#### Your instructions
Find each line with the word "from" and copy it.

#### Material shown
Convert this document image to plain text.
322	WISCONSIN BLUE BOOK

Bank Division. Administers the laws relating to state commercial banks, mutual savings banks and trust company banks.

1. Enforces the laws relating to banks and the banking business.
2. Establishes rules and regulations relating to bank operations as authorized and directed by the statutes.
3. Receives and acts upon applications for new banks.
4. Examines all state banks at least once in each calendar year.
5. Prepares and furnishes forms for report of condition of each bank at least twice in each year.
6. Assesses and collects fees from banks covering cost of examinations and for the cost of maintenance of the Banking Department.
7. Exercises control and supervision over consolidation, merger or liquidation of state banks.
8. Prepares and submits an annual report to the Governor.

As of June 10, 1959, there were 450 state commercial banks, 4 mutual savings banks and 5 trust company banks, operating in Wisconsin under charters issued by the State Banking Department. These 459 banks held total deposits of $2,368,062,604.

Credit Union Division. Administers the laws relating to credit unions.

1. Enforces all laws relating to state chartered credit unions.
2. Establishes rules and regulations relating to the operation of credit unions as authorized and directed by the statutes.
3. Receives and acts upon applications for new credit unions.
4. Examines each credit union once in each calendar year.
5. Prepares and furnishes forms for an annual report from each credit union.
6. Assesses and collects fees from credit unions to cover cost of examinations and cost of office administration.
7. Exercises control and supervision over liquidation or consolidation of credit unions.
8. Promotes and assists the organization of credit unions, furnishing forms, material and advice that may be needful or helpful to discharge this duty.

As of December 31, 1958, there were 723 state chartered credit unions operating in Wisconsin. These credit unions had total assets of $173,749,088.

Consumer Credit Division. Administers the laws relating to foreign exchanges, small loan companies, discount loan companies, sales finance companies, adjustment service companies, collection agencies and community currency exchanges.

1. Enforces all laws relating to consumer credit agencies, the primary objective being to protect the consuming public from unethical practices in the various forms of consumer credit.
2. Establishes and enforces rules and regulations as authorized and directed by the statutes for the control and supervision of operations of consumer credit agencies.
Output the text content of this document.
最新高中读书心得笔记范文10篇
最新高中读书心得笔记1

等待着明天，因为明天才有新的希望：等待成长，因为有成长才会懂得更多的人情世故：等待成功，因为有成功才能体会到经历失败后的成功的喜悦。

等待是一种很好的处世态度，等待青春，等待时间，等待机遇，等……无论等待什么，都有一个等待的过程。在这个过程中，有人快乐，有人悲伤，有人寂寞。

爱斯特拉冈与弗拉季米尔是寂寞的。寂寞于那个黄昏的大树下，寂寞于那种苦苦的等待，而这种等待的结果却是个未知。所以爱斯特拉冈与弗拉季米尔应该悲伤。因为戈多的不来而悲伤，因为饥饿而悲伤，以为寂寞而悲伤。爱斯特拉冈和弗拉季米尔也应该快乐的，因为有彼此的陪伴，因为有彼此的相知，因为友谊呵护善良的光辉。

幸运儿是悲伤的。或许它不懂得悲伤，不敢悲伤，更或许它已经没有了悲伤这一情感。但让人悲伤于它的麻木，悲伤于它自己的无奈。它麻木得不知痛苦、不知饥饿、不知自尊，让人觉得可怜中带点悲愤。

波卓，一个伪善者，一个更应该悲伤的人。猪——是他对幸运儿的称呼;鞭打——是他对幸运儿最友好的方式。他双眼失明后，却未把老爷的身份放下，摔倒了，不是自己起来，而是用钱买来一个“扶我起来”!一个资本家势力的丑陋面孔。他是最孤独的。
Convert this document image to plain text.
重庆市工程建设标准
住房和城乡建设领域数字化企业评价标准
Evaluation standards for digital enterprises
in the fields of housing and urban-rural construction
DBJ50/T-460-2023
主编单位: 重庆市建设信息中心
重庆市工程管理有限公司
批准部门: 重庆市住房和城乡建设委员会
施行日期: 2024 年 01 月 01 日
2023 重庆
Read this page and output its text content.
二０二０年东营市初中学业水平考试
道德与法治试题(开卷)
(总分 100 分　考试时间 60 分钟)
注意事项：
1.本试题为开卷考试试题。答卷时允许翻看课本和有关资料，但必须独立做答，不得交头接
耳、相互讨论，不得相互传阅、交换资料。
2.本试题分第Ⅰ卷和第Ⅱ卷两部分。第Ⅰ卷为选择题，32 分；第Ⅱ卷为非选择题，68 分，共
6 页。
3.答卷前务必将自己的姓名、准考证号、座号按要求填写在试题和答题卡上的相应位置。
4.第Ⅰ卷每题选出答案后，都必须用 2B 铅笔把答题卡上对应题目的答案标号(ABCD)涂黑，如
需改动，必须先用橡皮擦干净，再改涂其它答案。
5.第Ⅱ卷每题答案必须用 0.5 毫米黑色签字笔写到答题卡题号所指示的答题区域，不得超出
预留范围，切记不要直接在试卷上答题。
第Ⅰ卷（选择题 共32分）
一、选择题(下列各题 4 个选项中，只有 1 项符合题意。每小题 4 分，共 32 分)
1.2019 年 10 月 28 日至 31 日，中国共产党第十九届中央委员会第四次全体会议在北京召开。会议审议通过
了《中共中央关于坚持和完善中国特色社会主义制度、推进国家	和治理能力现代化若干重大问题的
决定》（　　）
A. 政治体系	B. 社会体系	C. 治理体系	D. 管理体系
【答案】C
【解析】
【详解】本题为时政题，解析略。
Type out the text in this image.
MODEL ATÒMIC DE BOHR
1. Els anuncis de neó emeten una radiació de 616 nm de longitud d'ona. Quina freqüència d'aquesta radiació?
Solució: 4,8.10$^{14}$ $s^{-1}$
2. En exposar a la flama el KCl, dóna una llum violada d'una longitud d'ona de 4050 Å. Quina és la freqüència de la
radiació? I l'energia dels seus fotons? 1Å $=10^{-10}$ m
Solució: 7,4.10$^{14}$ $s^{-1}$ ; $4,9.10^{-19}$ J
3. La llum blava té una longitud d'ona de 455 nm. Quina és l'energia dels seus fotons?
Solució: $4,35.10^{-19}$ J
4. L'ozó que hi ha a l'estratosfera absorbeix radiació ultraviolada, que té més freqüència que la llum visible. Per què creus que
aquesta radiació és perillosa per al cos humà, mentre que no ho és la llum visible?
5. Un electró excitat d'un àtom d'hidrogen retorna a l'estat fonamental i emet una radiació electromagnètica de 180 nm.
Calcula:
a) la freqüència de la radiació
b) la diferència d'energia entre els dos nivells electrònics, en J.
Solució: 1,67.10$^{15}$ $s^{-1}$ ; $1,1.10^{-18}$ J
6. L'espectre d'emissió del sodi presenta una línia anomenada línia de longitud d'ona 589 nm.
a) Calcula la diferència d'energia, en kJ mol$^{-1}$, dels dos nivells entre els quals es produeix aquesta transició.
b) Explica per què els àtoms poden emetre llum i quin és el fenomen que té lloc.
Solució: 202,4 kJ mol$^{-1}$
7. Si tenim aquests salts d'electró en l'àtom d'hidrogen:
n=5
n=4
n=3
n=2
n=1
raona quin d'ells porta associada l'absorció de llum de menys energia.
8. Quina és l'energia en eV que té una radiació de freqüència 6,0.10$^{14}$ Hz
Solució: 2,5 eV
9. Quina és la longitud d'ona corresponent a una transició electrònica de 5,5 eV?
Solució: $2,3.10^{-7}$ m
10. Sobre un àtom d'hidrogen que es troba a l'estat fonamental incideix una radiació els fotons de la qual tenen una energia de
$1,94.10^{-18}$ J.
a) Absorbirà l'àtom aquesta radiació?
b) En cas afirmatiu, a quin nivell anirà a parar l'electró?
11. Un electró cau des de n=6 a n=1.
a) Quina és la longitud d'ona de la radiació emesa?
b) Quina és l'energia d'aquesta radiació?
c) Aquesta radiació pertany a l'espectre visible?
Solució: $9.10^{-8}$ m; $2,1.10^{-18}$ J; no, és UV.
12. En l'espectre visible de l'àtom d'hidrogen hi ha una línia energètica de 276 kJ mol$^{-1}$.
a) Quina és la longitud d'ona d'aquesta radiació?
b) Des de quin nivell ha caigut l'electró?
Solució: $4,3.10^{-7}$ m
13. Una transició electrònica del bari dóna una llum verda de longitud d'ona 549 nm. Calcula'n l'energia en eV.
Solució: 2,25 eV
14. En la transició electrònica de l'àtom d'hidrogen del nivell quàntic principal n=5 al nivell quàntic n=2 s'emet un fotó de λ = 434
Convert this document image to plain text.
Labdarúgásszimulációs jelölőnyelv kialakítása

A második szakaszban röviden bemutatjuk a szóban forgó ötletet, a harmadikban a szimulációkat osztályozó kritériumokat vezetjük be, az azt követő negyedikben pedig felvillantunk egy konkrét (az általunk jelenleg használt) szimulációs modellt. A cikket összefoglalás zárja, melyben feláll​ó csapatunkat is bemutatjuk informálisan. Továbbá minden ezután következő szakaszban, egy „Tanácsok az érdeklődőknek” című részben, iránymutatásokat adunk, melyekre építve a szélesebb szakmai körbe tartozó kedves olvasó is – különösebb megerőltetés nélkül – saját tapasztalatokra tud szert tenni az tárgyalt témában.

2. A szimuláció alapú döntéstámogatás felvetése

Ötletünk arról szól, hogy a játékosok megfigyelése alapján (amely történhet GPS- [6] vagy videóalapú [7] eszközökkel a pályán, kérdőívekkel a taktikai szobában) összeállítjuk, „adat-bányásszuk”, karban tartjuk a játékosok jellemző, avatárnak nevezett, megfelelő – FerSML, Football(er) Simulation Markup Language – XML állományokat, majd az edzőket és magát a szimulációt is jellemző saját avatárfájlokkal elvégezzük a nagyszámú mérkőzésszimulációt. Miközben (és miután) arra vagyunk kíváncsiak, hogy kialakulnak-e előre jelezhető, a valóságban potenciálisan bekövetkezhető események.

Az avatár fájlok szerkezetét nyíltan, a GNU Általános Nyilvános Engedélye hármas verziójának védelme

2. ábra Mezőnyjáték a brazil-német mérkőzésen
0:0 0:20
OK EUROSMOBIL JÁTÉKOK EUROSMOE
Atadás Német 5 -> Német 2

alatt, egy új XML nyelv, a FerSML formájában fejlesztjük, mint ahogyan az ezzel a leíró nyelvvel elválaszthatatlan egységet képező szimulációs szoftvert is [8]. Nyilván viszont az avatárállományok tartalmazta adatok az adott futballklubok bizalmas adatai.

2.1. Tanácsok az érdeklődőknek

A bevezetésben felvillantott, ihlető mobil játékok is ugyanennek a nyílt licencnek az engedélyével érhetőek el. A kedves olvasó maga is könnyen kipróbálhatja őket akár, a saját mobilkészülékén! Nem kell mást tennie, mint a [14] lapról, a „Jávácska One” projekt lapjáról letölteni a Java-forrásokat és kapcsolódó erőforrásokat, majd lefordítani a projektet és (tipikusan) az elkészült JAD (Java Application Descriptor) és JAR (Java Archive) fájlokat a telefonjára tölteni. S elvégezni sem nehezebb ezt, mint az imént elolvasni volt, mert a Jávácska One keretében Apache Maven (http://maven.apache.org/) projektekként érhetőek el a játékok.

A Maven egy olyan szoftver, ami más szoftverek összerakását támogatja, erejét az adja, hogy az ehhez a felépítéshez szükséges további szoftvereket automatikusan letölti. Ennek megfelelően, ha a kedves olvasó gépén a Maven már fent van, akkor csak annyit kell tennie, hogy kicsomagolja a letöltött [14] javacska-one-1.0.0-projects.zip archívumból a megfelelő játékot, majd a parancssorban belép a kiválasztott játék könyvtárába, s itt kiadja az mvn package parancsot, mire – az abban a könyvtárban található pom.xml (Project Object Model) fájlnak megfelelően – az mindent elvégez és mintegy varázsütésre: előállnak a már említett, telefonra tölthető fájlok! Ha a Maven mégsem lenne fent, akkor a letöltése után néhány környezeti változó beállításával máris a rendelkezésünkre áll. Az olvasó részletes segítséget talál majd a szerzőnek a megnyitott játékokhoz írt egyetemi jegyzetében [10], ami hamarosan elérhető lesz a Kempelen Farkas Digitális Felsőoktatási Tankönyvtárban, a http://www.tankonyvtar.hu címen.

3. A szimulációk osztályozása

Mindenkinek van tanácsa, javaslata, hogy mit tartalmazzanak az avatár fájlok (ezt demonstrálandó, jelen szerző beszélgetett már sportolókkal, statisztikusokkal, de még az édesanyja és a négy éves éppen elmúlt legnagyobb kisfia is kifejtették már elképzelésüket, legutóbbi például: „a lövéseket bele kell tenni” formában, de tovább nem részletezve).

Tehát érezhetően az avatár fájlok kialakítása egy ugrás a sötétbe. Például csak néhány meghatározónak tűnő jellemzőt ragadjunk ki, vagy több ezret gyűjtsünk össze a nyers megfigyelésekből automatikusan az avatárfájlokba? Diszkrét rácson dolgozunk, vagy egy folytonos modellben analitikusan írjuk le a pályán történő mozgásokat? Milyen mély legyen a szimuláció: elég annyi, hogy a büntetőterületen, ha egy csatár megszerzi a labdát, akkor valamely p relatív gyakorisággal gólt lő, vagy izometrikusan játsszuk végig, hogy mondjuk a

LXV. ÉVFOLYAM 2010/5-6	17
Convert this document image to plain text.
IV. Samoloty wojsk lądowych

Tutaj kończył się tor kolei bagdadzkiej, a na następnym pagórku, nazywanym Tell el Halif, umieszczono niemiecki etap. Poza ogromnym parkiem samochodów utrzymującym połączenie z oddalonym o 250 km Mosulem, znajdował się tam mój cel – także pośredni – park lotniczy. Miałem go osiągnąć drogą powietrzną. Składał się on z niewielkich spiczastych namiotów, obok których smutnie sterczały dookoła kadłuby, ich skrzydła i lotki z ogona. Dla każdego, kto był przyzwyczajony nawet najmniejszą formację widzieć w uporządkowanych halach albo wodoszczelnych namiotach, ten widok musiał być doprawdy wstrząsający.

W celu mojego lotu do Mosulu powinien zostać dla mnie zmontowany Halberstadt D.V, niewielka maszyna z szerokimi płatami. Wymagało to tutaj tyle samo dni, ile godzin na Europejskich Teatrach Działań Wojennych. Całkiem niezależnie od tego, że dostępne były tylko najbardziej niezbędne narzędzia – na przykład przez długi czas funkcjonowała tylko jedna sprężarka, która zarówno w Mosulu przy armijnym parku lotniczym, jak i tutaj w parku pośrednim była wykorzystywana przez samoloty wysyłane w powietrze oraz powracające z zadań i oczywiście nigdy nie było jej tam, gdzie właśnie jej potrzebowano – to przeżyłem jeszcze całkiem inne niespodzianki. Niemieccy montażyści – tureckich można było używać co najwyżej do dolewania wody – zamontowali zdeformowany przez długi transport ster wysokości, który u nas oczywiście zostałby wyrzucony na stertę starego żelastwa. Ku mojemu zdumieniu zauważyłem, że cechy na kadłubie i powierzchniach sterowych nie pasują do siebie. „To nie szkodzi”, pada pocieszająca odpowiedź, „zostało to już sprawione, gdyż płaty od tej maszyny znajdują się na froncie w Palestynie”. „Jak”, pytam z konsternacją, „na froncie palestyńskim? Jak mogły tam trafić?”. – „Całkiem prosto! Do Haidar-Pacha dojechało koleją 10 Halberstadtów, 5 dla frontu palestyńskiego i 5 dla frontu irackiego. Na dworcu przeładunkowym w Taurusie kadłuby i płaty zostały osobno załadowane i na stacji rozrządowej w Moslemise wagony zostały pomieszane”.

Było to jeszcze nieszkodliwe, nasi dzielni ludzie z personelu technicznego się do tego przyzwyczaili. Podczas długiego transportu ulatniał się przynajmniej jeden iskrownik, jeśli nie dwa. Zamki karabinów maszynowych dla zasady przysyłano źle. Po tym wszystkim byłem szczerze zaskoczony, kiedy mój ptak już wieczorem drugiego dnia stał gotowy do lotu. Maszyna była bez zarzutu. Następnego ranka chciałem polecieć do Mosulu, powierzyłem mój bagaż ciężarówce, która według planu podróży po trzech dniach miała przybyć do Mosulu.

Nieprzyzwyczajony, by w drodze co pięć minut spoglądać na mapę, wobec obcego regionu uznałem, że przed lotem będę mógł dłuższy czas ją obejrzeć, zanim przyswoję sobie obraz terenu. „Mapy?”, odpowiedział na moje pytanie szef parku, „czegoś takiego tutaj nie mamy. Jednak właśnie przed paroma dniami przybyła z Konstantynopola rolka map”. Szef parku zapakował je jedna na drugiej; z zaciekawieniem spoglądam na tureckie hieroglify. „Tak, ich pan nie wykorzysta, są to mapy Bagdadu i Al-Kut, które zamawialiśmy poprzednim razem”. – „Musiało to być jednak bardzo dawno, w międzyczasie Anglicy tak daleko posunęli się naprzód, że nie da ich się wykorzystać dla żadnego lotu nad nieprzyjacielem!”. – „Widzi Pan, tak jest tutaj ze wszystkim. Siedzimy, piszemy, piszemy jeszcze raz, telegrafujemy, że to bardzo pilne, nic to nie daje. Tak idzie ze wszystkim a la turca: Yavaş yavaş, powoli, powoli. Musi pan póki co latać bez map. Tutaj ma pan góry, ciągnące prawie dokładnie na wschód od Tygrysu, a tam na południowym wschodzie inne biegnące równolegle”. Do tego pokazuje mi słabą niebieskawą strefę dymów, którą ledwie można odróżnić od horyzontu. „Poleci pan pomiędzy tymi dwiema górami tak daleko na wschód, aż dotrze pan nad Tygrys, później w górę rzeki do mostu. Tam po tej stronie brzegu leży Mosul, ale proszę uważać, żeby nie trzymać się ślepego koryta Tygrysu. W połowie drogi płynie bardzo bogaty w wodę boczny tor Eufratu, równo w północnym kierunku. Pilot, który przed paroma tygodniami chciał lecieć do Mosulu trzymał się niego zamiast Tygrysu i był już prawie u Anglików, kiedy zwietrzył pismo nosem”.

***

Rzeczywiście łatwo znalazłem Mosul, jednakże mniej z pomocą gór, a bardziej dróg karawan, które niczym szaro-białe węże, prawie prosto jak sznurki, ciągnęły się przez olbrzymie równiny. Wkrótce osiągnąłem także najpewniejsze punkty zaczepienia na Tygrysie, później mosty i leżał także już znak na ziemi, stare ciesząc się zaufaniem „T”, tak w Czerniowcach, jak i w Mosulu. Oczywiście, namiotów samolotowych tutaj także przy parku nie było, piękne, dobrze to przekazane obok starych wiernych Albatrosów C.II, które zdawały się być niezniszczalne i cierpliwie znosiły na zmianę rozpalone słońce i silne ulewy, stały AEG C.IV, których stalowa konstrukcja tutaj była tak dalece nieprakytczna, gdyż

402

#### Task result
6. Assesses and collects fees from banks covering cost of examinations and for the cost of maintenance of the Banking Department.
5. Prepares and furnishes forms for an annual report from each credit union.
6. Assesses and collects fees from credit unions to cover cost of examinations and cost of office administration.
1. Enforces all laws relating to consumer credit agencies, the primary objective being to protect the consuming public from unethical practices in the various forms of consumer credit.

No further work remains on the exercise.